Written request: Select all lines in the records that include "Caractéristiques".
-- START Task input --
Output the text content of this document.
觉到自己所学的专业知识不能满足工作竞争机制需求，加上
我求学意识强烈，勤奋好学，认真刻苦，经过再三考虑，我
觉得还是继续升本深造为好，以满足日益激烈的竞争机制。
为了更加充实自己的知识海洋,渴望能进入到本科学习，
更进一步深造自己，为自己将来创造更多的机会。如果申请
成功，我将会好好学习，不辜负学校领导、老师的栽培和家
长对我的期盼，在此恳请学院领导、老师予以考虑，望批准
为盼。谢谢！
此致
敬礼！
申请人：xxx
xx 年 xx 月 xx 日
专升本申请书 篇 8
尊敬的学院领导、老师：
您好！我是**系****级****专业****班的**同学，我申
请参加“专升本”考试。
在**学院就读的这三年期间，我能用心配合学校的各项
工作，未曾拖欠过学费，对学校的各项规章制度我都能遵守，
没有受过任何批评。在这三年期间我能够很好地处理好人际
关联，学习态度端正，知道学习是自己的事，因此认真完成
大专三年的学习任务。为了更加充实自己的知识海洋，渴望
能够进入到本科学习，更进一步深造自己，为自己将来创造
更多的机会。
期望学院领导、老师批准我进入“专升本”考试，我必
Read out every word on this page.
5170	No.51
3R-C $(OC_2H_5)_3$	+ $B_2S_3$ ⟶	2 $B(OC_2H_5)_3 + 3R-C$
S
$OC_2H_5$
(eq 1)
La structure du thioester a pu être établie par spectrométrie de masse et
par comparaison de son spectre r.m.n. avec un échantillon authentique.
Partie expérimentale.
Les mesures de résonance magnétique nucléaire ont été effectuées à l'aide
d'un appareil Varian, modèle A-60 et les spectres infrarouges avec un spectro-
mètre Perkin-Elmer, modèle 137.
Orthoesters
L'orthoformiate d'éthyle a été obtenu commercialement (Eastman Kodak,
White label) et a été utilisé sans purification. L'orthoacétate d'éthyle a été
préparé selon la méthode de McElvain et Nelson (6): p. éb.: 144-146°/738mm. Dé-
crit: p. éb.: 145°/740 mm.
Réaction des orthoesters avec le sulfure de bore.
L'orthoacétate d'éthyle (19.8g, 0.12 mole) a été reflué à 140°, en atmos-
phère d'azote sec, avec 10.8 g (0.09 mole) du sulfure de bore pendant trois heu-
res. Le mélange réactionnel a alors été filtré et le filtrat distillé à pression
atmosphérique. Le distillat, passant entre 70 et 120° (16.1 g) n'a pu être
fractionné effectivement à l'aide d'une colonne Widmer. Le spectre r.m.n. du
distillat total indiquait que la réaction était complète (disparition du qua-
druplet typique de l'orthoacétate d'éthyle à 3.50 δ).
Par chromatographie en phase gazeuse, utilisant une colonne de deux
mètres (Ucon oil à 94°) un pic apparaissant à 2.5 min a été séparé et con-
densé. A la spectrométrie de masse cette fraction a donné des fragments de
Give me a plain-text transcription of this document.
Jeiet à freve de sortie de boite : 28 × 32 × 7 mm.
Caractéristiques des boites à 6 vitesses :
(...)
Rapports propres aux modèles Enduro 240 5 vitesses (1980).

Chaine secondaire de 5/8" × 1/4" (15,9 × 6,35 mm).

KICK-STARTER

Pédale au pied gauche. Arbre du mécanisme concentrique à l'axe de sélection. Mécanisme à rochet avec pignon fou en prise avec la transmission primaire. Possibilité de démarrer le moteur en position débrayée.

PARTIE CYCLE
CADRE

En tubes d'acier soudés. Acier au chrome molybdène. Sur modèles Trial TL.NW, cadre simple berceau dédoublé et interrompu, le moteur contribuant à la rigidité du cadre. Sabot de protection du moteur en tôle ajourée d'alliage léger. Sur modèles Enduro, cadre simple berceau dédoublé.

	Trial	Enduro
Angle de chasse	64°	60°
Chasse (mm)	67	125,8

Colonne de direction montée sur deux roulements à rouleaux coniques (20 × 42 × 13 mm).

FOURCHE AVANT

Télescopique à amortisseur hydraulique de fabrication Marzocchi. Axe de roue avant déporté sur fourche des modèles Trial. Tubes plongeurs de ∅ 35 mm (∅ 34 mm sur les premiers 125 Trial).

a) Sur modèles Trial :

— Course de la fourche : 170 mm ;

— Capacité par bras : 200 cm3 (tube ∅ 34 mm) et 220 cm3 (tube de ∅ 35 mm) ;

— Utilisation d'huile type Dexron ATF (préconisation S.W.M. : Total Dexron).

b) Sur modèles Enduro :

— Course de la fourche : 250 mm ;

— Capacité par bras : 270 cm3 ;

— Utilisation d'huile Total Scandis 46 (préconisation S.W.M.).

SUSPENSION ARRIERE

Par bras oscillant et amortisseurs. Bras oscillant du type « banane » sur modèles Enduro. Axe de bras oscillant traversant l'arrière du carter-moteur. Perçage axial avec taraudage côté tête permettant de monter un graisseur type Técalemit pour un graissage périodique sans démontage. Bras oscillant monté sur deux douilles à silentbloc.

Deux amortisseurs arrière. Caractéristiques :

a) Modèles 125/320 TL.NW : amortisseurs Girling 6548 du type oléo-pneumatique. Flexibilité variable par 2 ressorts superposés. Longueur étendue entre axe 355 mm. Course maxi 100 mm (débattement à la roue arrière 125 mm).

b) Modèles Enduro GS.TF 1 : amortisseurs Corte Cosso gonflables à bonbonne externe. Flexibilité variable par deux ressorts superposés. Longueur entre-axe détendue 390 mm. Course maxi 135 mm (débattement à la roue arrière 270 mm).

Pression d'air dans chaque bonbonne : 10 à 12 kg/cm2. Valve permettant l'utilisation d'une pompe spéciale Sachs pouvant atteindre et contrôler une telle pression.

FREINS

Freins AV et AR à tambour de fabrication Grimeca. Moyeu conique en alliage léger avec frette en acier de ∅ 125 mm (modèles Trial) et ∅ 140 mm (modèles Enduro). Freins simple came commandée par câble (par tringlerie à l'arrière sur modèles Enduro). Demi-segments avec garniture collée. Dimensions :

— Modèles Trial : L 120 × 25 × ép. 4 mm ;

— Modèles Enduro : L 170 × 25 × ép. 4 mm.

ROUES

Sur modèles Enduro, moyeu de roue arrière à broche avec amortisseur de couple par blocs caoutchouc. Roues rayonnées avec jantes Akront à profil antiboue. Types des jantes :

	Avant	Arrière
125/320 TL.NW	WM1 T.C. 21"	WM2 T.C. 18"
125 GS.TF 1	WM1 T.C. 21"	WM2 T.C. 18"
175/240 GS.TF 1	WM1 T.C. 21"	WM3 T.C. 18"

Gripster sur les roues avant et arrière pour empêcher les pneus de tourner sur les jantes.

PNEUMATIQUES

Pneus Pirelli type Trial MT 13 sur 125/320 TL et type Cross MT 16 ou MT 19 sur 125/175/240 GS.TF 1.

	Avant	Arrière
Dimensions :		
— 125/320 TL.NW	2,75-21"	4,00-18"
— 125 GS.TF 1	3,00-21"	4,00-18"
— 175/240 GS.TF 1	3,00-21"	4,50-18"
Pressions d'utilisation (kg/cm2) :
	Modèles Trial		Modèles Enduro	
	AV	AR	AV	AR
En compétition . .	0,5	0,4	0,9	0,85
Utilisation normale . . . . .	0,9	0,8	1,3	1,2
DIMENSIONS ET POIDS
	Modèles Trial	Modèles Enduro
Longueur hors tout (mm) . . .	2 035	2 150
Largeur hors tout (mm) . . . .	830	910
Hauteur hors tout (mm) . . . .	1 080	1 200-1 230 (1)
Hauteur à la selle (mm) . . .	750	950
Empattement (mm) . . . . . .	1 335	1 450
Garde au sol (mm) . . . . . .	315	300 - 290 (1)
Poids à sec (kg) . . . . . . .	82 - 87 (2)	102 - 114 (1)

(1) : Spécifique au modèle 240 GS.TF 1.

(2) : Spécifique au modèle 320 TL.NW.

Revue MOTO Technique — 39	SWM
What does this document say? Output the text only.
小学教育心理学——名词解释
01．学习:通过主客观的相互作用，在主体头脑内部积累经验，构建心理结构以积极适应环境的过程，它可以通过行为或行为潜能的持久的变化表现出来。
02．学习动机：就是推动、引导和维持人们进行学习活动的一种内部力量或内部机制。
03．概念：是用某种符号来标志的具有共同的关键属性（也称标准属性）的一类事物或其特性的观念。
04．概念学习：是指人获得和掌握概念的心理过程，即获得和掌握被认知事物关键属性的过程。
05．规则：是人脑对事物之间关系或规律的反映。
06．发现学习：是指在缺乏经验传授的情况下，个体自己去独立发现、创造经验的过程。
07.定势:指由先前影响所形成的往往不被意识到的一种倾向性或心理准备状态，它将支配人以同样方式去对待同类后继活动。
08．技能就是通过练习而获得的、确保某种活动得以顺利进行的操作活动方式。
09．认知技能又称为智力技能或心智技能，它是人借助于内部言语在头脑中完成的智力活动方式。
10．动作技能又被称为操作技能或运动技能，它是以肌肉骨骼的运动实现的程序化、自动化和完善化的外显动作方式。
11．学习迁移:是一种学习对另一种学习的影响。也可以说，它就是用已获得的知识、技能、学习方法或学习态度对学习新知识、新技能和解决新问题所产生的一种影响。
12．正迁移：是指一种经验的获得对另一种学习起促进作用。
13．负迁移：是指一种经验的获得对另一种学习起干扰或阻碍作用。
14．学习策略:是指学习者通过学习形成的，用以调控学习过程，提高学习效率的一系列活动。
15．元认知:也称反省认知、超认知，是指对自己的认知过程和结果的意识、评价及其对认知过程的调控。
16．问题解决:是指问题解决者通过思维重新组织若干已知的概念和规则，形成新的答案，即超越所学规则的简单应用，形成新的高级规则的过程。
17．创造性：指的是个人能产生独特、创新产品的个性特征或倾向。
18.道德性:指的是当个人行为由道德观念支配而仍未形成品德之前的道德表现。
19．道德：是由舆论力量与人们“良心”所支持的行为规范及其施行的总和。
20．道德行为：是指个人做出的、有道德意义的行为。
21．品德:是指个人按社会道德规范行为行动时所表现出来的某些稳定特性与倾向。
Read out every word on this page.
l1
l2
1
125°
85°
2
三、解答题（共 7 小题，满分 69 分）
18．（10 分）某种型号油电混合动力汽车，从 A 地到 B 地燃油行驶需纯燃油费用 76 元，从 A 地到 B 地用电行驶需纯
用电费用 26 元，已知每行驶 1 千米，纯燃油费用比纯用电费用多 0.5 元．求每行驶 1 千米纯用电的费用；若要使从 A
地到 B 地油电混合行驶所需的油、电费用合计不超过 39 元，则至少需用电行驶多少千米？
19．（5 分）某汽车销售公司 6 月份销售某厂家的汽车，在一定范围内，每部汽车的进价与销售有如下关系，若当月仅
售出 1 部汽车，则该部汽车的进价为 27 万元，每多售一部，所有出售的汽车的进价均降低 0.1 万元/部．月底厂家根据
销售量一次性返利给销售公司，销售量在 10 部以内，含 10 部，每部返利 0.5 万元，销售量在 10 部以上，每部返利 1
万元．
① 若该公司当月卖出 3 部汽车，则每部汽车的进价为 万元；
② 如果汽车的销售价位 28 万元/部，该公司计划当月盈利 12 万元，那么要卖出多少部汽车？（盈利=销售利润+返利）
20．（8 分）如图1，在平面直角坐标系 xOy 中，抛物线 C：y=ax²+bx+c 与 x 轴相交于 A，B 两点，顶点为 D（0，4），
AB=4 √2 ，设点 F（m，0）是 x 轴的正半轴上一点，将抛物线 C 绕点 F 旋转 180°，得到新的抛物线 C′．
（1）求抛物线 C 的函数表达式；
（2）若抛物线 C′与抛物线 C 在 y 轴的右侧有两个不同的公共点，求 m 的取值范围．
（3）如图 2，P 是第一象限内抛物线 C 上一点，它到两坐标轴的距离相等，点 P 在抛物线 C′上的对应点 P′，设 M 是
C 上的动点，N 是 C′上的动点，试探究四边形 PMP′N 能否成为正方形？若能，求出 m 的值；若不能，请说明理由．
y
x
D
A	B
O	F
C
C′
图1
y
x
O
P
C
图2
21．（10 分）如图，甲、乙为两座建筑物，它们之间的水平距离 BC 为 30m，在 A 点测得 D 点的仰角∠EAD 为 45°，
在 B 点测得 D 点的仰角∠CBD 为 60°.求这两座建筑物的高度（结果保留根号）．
-- END Task input --
Exercise answer:
Caractéristiques des boites à 6 vitesses :
Deux amortisseurs arrière. Caractéristiques :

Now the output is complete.